Task instructions » Images appear in the records below; leave them out and repeat everything else exactly.
═════ Record extracts ═════
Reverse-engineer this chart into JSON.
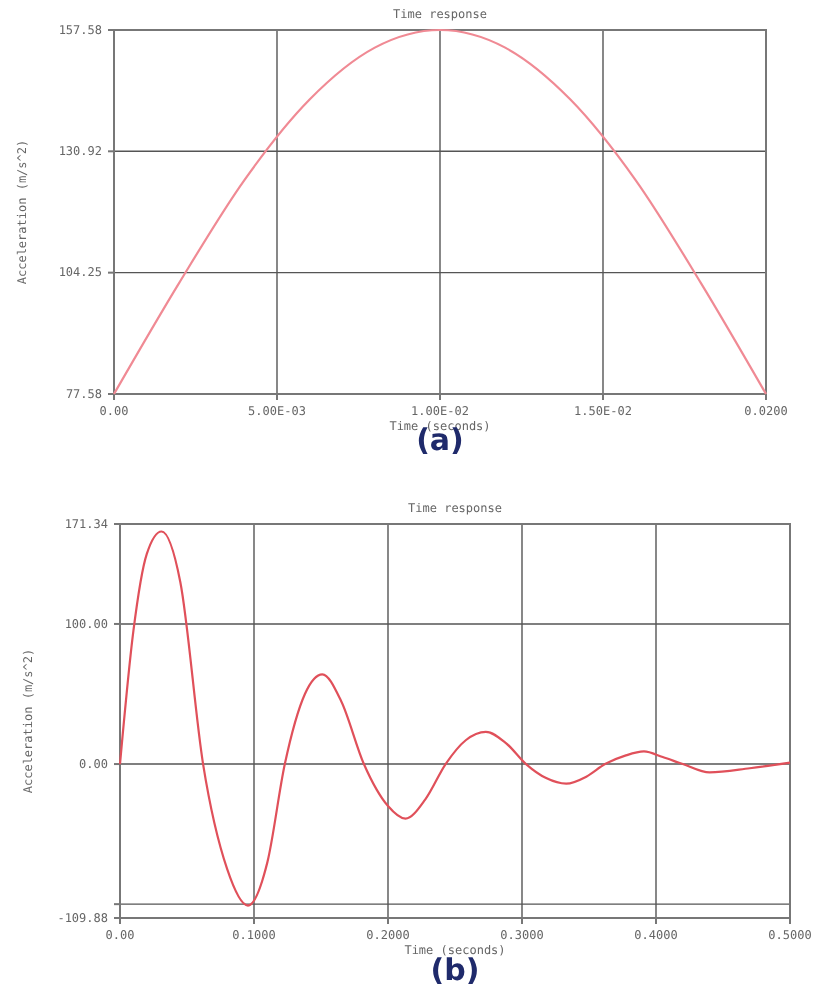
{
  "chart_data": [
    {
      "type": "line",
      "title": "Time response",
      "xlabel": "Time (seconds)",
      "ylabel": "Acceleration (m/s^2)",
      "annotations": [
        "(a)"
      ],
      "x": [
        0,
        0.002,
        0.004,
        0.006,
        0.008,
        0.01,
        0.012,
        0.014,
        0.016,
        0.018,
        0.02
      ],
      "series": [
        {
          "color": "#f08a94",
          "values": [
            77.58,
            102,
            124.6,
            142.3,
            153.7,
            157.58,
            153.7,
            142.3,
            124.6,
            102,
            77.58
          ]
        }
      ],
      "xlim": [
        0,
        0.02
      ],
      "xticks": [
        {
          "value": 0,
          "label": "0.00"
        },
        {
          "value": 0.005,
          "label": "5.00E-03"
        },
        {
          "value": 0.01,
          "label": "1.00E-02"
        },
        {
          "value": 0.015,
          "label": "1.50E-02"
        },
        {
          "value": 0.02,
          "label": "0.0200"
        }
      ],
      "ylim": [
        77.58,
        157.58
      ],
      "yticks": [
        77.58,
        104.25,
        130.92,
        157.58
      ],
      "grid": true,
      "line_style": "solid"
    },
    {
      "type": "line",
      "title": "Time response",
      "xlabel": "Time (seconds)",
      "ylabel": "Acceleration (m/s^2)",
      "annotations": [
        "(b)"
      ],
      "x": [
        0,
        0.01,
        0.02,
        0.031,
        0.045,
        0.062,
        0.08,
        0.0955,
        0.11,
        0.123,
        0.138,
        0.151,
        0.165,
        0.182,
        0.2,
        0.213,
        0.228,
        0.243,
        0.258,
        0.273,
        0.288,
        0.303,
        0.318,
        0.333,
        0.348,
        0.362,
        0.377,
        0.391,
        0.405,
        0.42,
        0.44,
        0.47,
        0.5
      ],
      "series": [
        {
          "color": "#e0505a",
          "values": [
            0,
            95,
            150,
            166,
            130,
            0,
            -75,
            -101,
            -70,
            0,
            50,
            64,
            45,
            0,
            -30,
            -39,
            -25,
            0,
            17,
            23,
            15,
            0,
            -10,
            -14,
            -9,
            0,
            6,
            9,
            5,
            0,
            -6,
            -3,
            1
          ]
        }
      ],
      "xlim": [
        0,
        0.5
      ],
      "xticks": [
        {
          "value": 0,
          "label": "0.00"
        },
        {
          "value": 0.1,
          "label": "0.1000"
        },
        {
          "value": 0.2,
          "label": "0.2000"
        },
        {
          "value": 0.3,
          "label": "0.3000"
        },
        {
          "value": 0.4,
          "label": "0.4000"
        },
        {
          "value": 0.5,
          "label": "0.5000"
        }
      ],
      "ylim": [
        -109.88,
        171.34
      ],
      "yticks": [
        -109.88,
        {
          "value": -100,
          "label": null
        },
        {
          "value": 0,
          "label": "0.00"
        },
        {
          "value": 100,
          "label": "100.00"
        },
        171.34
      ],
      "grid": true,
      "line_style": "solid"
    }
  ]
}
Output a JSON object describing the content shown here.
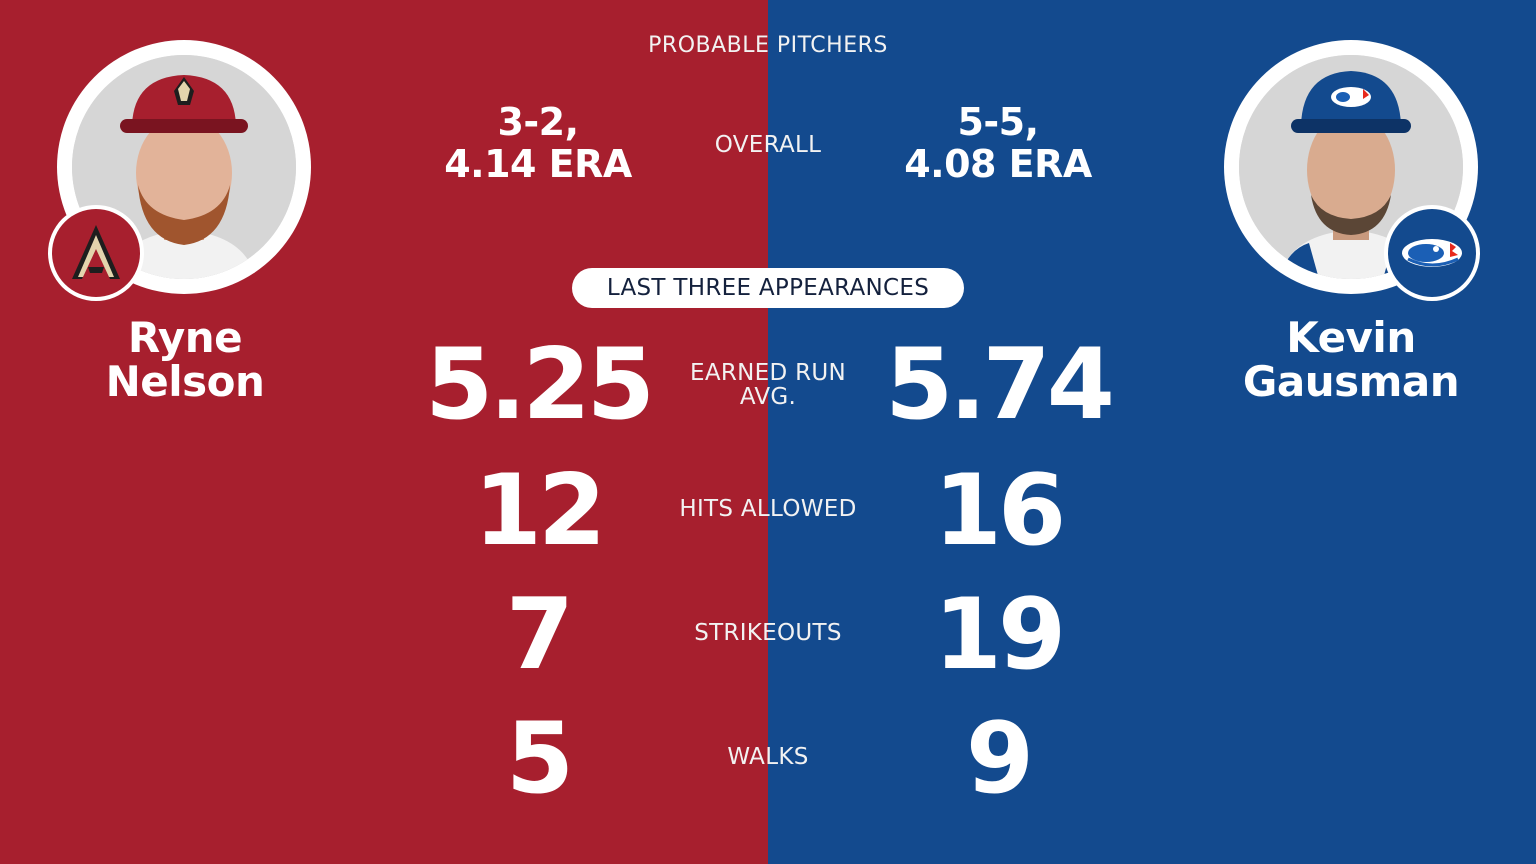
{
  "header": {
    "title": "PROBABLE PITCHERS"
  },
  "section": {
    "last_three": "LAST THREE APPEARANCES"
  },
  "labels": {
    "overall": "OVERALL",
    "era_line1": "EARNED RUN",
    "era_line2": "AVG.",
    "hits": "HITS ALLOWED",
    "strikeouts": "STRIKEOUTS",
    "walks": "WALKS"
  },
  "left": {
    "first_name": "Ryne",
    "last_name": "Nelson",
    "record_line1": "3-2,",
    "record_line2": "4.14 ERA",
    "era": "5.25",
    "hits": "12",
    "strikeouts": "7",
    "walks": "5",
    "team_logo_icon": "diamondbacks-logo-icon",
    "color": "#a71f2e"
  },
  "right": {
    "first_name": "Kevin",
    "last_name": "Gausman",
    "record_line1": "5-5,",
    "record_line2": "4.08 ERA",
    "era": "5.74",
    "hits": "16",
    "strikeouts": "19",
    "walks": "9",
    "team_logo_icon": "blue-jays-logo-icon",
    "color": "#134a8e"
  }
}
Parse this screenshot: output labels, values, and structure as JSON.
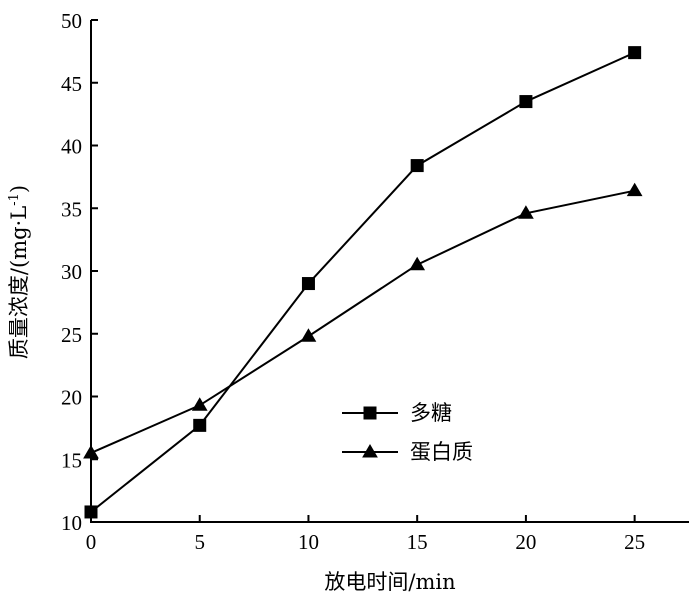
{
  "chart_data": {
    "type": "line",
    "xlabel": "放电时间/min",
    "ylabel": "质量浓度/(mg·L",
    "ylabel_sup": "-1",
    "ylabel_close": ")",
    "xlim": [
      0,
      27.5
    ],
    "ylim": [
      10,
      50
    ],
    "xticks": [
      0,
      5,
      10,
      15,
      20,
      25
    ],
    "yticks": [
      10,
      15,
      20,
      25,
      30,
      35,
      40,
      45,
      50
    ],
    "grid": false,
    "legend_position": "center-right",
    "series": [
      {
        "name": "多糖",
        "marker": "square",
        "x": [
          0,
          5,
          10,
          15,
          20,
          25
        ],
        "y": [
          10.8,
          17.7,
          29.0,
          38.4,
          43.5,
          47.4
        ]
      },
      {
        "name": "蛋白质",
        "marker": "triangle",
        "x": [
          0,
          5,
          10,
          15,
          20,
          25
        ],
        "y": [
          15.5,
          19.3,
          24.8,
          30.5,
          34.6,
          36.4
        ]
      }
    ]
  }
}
═════
Answer to the exercise »
Reverse-engineer this chart into JSON.
{
  "chart_data": [
    {
      "type": "line",
      "title": "Time response",
      "xlabel": "Time (seconds)",
      "ylabel": "Acceleration (m/s^2)",
      "annotations": [
        "(a)"
      ],
      "x": [
        0,
        0.002,
        0.004,
        0.006,
        0.008,
        0.01,
        0.012,
        0.014,
        0.016,
        0.018,
        0.02
      ],
      "series": [
        {
          "color": "#f08a94",
          "values": [
            77.58,
            102,
            124.6,
            142.3,
            153.7,
            157.58,
            153.7,
            142.3,
            124.6,
            102,
            77.58
          ]
        }
      ],
      "xlim": [
        0,
        0.02
      ],
      "xticks": [
        {
          "value": 0,
          "label": "0.00"
        },
        {
          "value": 0.005,
          "label": "5.00E-03"
        },
        {
          "value": 0.01,
          "label": "1.00E-02"
        },
        {
          "value": 0.015,
          "label": "1.50E-02"
        },
        {
          "value": 0.02,
          "label": "0.0200"
        }
      ],
      "ylim": [
        77.58,
        157.58
      ],
      "yticks": [
        77.58,
        104.25,
        130.92,
        157.58
      ],
      "grid": true,
      "line_style": "solid"
    },
    {
      "type": "line",
      "title": "Time response",
      "xlabel": "Time (seconds)",
      "ylabel": "Acceleration (m/s^2)",
      "annotations": [
        "(b)"
      ],
      "x": [
        0,
        0.01,
        0.02,
        0.031,
        0.045,
        0.062,
        0.08,
        0.0955,
        0.11,
        0.123,
        0.138,
        0.151,
        0.165,
        0.182,
        0.2,
        0.213,
        0.228,
        0.243,
        0.258,
        0.273,
        0.288,
        0.303,
        0.318,
        0.333,
        0.348,
        0.362,
        0.377,
        0.391,
        0.405,
        0.42,
        0.44,
        0.47,
        0.5
      ],
      "series": [
        {
          "color": "#e0505a",
          "values": [
            0,
            95,
            150,
            166,
            130,
            0,
            -75,
            -101,
            -70,
            0,
            50,
            64,
            45,
            0,
            -30,
            -39,
            -25,
            0,
            17,
            23,
            15,
            0,
            -10,
            -14,
            -9,
            0,
            6,
            9,
            5,
            0,
            -6,
            -3,
            1
          ]
        }
      ],
      "xlim": [
        0,
        0.5
      ],
      "xticks": [
        {
          "value": 0,
          "label": "0.00"
        },
        {
          "value": 0.1,
          "label": "0.1000"
        },
        {
          "value": 0.2,
          "label": "0.2000"
        },
        {
          "value": 0.3,
          "label": "0.3000"
        },
        {
          "value": 0.4,
          "label": "0.4000"
        },
        {
          "value": 0.5,
          "label": "0.5000"
        }
      ],
      "ylim": [
        -109.88,
        171.34
      ],
      "yticks": [
        -109.88,
        {
          "value": -100,
          "label": null
        },
        {
          "value": 0,
          "label": "0.00"
        },
        {
          "value": 100,
          "label": "100.00"
        },
        171.34
      ],
      "grid": true,
      "line_style": "solid"
    }
  ]
}
Output a JSON object describing the content shown here.
{
  "header": {
    "title": "PROBABLE PITCHERS"
  },
  "section": {
    "last_three": "LAST THREE APPEARANCES"
  },
  "labels": {
    "overall": "OVERALL",
    "era_line1": "EARNED RUN",
    "era_line2": "AVG.",
    "hits": "HITS ALLOWED",
    "strikeouts": "STRIKEOUTS",
    "walks": "WALKS"
  },
  "left": {
    "first_name": "Ryne",
    "last_name": "Nelson",
    "record_line1": "3-2,",
    "record_line2": "4.14 ERA",
    "era": "5.25",
    "hits": "12",
    "strikeouts": "7",
    "walks": "5",
    "team_logo_icon": "diamondbacks-logo-icon",
    "color": "#a71f2e"
  },
  "right": {
    "first_name": "Kevin",
    "last_name": "Gausman",
    "record_line1": "5-5,",
    "record_line2": "4.08 ERA",
    "era": "5.74",
    "hits": "16",
    "strikeouts": "19",
    "walks": "9",
    "team_logo_icon": "blue-jays-logo-icon",
    "color": "#134a8e"
  }
}
Parse this screenshot: output labels, values, and structure as JSON.
{
  "chart_data": {
    "type": "line",
    "xlabel": "放电时间/min",
    "ylabel": "质量浓度/(mg·L",
    "ylabel_sup": "-1",
    "ylabel_close": ")",
    "xlim": [
      0,
      27.5
    ],
    "ylim": [
      10,
      50
    ],
    "xticks": [
      0,
      5,
      10,
      15,
      20,
      25
    ],
    "yticks": [
      10,
      15,
      20,
      25,
      30,
      35,
      40,
      45,
      50
    ],
    "grid": false,
    "legend_position": "center-right",
    "series": [
      {
        "name": "多糖",
        "marker": "square",
        "x": [
          0,
          5,
          10,
          15,
          20,
          25
        ],
        "y": [
          10.8,
          17.7,
          29.0,
          38.4,
          43.5,
          47.4
        ]
      },
      {
        "name": "蛋白质",
        "marker": "triangle",
        "x": [
          0,
          5,
          10,
          15,
          20,
          25
        ],
        "y": [
          15.5,
          19.3,
          24.8,
          30.5,
          34.6,
          36.4
        ]
      }
    ]
  }
}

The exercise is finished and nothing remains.